(Data entries)
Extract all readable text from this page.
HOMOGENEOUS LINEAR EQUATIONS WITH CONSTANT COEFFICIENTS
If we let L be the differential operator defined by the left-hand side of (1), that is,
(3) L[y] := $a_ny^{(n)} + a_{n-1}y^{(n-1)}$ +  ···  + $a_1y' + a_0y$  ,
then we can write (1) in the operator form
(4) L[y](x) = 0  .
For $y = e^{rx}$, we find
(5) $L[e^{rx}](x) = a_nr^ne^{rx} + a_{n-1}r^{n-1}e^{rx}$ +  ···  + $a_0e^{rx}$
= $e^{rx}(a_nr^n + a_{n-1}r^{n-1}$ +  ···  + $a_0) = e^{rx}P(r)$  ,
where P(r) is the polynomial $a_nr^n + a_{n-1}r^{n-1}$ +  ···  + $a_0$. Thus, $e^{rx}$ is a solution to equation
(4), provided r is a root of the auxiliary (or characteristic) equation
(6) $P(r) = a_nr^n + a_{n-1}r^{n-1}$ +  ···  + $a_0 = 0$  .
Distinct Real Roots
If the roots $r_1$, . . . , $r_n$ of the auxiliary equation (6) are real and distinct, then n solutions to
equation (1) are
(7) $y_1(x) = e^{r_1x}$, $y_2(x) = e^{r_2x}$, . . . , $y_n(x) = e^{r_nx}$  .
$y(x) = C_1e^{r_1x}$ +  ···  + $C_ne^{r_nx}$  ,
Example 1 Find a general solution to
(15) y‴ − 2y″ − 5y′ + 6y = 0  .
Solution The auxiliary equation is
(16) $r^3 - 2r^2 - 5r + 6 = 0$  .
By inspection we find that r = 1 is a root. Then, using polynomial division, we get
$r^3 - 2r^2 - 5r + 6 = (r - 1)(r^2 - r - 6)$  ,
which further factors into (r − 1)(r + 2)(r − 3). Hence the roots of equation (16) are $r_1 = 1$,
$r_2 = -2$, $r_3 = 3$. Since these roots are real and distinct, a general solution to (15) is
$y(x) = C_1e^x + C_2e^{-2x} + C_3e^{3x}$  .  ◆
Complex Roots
...
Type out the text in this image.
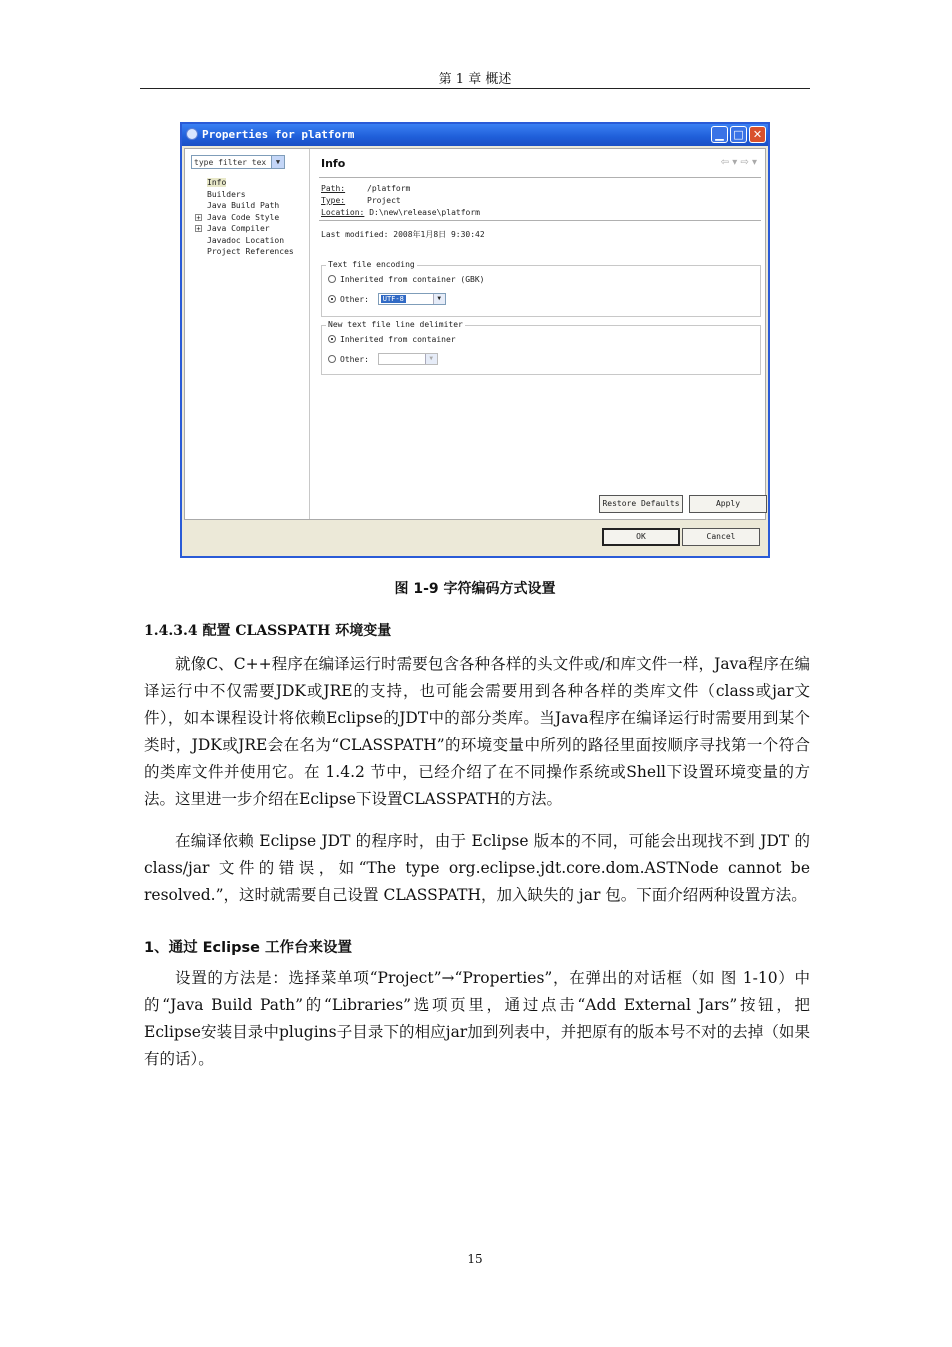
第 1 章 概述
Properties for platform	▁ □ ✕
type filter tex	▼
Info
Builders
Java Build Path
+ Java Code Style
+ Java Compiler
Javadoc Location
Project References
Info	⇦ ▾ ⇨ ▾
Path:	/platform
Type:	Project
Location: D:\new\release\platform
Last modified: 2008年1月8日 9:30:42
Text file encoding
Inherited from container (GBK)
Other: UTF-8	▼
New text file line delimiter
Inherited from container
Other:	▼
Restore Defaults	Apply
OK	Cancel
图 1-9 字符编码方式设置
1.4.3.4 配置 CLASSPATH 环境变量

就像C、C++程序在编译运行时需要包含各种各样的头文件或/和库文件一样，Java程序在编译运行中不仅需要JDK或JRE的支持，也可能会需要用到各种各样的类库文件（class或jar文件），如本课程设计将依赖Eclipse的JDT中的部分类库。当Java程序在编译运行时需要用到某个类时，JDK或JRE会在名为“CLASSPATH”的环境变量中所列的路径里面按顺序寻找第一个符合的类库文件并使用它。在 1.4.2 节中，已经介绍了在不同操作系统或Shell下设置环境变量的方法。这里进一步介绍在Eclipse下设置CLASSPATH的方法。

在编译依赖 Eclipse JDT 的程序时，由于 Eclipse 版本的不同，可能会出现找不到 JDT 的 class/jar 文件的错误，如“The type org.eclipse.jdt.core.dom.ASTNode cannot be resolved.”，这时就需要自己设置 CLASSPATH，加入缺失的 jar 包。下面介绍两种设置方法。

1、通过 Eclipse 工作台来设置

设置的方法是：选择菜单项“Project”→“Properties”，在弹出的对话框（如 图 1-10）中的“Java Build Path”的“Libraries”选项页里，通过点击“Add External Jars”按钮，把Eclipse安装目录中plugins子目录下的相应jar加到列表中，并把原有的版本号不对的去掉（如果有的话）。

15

→ **Objective**
Pull every line containing "polynomial" from the material above.

→ **Solution to this problem**
where P(r) is the polynomial $a_nr^n + a_{n-1}r^{n-1}$ +  ···  + $a_0$. Thus, $e^{rx}$ is a solution to equation
By inspection we find that r = 1 is a root. Then, using polynomial division, we get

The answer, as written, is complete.